— begin —

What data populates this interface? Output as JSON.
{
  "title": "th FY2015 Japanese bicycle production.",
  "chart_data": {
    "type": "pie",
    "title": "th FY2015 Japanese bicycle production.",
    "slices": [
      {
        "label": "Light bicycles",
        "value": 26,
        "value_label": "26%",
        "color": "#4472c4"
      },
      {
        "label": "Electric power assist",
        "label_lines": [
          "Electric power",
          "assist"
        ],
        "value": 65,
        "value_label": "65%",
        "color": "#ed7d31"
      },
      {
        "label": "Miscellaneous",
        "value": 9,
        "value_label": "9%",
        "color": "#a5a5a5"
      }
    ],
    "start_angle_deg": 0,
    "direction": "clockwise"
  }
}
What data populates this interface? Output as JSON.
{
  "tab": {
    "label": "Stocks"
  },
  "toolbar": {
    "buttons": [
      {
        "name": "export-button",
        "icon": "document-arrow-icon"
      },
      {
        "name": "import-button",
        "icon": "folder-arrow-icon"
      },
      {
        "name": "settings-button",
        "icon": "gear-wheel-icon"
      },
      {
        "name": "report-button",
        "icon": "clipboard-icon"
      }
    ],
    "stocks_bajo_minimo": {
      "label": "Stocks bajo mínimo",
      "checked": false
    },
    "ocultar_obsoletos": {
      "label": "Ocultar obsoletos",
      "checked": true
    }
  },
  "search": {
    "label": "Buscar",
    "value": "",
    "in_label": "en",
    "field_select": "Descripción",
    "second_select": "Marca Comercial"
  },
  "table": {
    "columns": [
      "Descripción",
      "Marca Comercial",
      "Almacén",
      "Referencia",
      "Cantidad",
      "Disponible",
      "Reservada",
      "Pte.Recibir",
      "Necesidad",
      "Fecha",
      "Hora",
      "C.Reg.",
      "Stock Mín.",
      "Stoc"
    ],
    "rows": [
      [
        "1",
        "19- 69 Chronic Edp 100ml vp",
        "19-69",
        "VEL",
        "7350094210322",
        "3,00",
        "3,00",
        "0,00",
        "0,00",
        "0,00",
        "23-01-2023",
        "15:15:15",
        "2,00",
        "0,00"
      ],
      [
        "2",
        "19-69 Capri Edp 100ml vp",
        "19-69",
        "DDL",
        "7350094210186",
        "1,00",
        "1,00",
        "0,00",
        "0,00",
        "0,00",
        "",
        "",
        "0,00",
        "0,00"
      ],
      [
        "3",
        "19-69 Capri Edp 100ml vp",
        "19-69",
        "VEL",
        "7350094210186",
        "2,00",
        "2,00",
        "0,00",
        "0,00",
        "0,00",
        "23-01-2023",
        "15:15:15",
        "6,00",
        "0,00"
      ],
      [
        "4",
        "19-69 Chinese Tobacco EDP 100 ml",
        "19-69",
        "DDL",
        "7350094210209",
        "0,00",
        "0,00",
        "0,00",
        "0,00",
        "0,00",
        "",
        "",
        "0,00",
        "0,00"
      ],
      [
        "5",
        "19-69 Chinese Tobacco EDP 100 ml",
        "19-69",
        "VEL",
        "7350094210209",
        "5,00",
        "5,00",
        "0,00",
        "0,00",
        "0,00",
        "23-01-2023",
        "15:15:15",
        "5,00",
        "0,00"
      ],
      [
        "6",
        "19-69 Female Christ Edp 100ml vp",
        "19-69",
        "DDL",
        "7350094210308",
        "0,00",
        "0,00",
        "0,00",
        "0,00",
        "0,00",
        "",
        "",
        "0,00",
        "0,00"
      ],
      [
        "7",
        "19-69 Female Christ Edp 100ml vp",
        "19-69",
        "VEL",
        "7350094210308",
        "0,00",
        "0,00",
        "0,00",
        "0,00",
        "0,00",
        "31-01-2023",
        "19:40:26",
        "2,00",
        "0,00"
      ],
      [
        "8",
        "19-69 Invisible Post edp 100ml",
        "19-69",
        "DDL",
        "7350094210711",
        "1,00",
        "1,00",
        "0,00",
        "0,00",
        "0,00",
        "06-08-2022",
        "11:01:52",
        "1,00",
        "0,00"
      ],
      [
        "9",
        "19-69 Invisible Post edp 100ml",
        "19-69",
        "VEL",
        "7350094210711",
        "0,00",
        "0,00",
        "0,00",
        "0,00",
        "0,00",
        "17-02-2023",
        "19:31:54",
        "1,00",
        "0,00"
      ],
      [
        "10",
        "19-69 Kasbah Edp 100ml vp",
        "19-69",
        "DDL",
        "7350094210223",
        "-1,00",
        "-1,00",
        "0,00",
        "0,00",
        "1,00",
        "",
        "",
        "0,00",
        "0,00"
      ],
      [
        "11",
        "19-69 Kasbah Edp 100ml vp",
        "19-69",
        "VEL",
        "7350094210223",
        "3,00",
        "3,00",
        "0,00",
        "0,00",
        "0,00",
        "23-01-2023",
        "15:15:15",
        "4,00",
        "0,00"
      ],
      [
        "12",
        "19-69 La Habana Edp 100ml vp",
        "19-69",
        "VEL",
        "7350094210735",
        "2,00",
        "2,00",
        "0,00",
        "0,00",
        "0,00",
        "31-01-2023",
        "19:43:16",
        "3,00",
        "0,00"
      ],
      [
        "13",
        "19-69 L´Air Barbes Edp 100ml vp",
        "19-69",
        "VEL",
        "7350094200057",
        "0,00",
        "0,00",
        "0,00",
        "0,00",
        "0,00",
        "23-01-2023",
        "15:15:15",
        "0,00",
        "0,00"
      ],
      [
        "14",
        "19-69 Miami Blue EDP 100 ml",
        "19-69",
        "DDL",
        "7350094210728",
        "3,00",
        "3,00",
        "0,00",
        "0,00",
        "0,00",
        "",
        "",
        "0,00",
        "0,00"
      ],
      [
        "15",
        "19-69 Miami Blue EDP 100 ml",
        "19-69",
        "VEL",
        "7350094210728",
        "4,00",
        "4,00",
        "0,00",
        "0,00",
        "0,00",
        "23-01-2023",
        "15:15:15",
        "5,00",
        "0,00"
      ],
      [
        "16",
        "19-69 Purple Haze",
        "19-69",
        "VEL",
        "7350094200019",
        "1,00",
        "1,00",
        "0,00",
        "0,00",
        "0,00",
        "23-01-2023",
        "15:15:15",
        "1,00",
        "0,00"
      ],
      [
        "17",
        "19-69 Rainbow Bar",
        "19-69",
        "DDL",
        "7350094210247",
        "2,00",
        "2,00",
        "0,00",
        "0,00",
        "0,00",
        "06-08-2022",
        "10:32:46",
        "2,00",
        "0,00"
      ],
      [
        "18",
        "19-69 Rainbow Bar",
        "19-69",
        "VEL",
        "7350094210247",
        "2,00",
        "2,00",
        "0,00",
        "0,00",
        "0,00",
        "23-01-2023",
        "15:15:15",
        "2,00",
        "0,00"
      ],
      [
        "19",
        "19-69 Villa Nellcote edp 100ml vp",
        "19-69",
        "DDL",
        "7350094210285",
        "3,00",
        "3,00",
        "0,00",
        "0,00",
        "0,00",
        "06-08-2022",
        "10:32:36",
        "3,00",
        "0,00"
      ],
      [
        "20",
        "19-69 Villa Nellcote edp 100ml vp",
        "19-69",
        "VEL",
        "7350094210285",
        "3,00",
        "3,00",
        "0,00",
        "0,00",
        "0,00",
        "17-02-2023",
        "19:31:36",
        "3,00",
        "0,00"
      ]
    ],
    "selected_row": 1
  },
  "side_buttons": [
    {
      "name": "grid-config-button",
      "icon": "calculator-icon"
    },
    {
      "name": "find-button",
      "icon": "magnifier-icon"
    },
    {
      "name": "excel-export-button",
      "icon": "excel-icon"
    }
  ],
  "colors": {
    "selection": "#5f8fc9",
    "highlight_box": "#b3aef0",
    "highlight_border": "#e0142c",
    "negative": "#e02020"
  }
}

— end —

Goal of the exercise:
Transcribe all of the entries without altering anything.

Complete output:
What data populates this interface? Output as JSON.
{
  "title": "th FY2015 Japanese bicycle production.",
  "chart_data": {
    "type": "pie",
    "title": "th FY2015 Japanese bicycle production.",
    "slices": [
      {
        "label": "Light bicycles",
        "value": 26,
        "value_label": "26%",
        "color": "#4472c4"
      },
      {
        "label": "Electric power assist",
        "label_lines": [
          "Electric power",
          "assist"
        ],
        "value": 65,
        "value_label": "65%",
        "color": "#ed7d31"
      },
      {
        "label": "Miscellaneous",
        "value": 9,
        "value_label": "9%",
        "color": "#a5a5a5"
      }
    ],
    "start_angle_deg": 0,
    "direction": "clockwise"
  }
}
What data populates this interface? Output as JSON.
{
  "tab": {
    "label": "Stocks"
  },
  "toolbar": {
    "buttons": [
      {
        "name": "export-button",
        "icon": "document-arrow-icon"
      },
      {
        "name": "import-button",
        "icon": "folder-arrow-icon"
      },
      {
        "name": "settings-button",
        "icon": "gear-wheel-icon"
      },
      {
        "name": "report-button",
        "icon": "clipboard-icon"
      }
    ],
    "stocks_bajo_minimo": {
      "label": "Stocks bajo mínimo",
      "checked": false
    },
    "ocultar_obsoletos": {
      "label": "Ocultar obsoletos",
      "checked": true
    }
  },
  "search": {
    "label": "Buscar",
    "value": "",
    "in_label": "en",
    "field_select": "Descripción",
    "second_select": "Marca Comercial"
  },
  "table": {
    "columns": [
      "Descripción",
      "Marca Comercial",
      "Almacén",
      "Referencia",
      "Cantidad",
      "Disponible",
      "Reservada",
      "Pte.Recibir",
      "Necesidad",
      "Fecha",
      "Hora",
      "C.Reg.",
      "Stock Mín.",
      "Stoc"
    ],
    "rows": [
      [
        "1",
        "19- 69 Chronic Edp 100ml vp",
        "19-69",
        "VEL",
        "7350094210322",
        "3,00",
        "3,00",
        "0,00",
        "0,00",
        "0,00",
        "23-01-2023",
        "15:15:15",
        "2,00",
        "0,00"
      ],
      [
        "2",
        "19-69 Capri Edp 100ml vp",
        "19-69",
        "DDL",
        "7350094210186",
        "1,00",
        "1,00",
        "0,00",
        "0,00",
        "0,00",
        "",
        "",
        "0,00",
        "0,00"
      ],
      [
        "3",
        "19-69 Capri Edp 100ml vp",
        "19-69",
        "VEL",
        "7350094210186",
        "2,00",
        "2,00",
        "0,00",
        "0,00",
        "0,00",
        "23-01-2023",
        "15:15:15",
        "6,00",
        "0,00"
      ],
      [
        "4",
        "19-69 Chinese Tobacco EDP 100 ml",
        "19-69",
        "DDL",
        "7350094210209",
        "0,00",
        "0,00",
        "0,00",
        "0,00",
        "0,00",
        "",
        "",
        "0,00",
        "0,00"
      ],
      [
        "5",
        "19-69 Chinese Tobacco EDP 100 ml",
        "19-69",
        "VEL",
        "7350094210209",
        "5,00",
        "5,00",
        "0,00",
        "0,00",
        "0,00",
        "23-01-2023",
        "15:15:15",
        "5,00",
        "0,00"
      ],
      [
        "6",
        "19-69 Female Christ Edp 100ml vp",
        "19-69",
        "DDL",
        "7350094210308",
        "0,00",
        "0,00",
        "0,00",
        "0,00",
        "0,00",
        "",
        "",
        "0,00",
        "0,00"
      ],
      [
        "7",
        "19-69 Female Christ Edp 100ml vp",
        "19-69",
        "VEL",
        "7350094210308",
        "0,00",
        "0,00",
        "0,00",
        "0,00",
        "0,00",
        "31-01-2023",
        "19:40:26",
        "2,00",
        "0,00"
      ],
      [
        "8",
        "19-69 Invisible Post edp 100ml",
        "19-69",
        "DDL",
        "7350094210711",
        "1,00",
        "1,00",
        "0,00",
        "0,00",
        "0,00",
        "06-08-2022",
        "11:01:52",
        "1,00",
        "0,00"
      ],
      [
        "9",
        "19-69 Invisible Post edp 100ml",
        "19-69",
        "VEL",
        "7350094210711",
        "0,00",
        "0,00",
        "0,00",
        "0,00",
        "0,00",
        "17-02-2023",
        "19:31:54",
        "1,00",
        "0,00"
      ],
      [
        "10",
        "19-69 Kasbah Edp 100ml vp",
        "19-69",
        "DDL",
        "7350094210223",
        "-1,00",
        "-1,00",
        "0,00",
        "0,00",
        "1,00",
        "",
        "",
        "0,00",
        "0,00"
      ],
      [
        "11",
        "19-69 Kasbah Edp 100ml vp",
        "19-69",
        "VEL",
        "7350094210223",
        "3,00",
        "3,00",
        "0,00",
        "0,00",
        "0,00",
        "23-01-2023",
        "15:15:15",
        "4,00",
        "0,00"
      ],
      [
        "12",
        "19-69 La Habana Edp 100ml vp",
        "19-69",
        "VEL",
        "7350094210735",
        "2,00",
        "2,00",
        "0,00",
        "0,00",
        "0,00",
        "31-01-2023",
        "19:43:16",
        "3,00",
        "0,00"
      ],
      [
        "13",
        "19-69 L´Air Barbes Edp 100ml vp",
        "19-69",
        "VEL",
        "7350094200057",
        "0,00",
        "0,00",
        "0,00",
        "0,00",
        "0,00",
        "23-01-2023",
        "15:15:15",
        "0,00",
        "0,00"
      ],
      [
        "14",
        "19-69 Miami Blue EDP 100 ml",
        "19-69",
        "DDL",
        "7350094210728",
        "3,00",
        "3,00",
        "0,00",
        "0,00",
        "0,00",
        "",
        "",
        "0,00",
        "0,00"
      ],
      [
        "15",
        "19-69 Miami Blue EDP 100 ml",
        "19-69",
        "VEL",
        "7350094210728",
        "4,00",
        "4,00",
        "0,00",
        "0,00",
        "0,00",
        "23-01-2023",
        "15:15:15",
        "5,00",
        "0,00"
      ],
      [
        "16",
        "19-69 Purple Haze",
        "19-69",
        "VEL",
        "7350094200019",
        "1,00",
        "1,00",
        "0,00",
        "0,00",
        "0,00",
        "23-01-2023",
        "15:15:15",
        "1,00",
        "0,00"
      ],
      [
        "17",
        "19-69 Rainbow Bar",
        "19-69",
        "DDL",
        "7350094210247",
        "2,00",
        "2,00",
        "0,00",
        "0,00",
        "0,00",
        "06-08-2022",
        "10:32:46",
        "2,00",
        "0,00"
      ],
      [
        "18",
        "19-69 Rainbow Bar",
        "19-69",
        "VEL",
        "7350094210247",
        "2,00",
        "2,00",
        "0,00",
        "0,00",
        "0,00",
        "23-01-2023",
        "15:15:15",
        "2,00",
        "0,00"
      ],
      [
        "19",
        "19-69 Villa Nellcote edp 100ml vp",
        "19-69",
        "DDL",
        "7350094210285",
        "3,00",
        "3,00",
        "0,00",
        "0,00",
        "0,00",
        "06-08-2022",
        "10:32:36",
        "3,00",
        "0,00"
      ],
      [
        "20",
        "19-69 Villa Nellcote edp 100ml vp",
        "19-69",
        "VEL",
        "7350094210285",
        "3,00",
        "3,00",
        "0,00",
        "0,00",
        "0,00",
        "17-02-2023",
        "19:31:36",
        "3,00",
        "0,00"
      ]
    ],
    "selected_row": 1
  },
  "side_buttons": [
    {
      "name": "grid-config-button",
      "icon": "calculator-icon"
    },
    {
      "name": "find-button",
      "icon": "magnifier-icon"
    },
    {
      "name": "excel-export-button",
      "icon": "excel-icon"
    }
  ],
  "colors": {
    "selection": "#5f8fc9",
    "highlight_box": "#b3aef0",
    "highlight_border": "#e0142c",
    "negative": "#e02020"
  }
}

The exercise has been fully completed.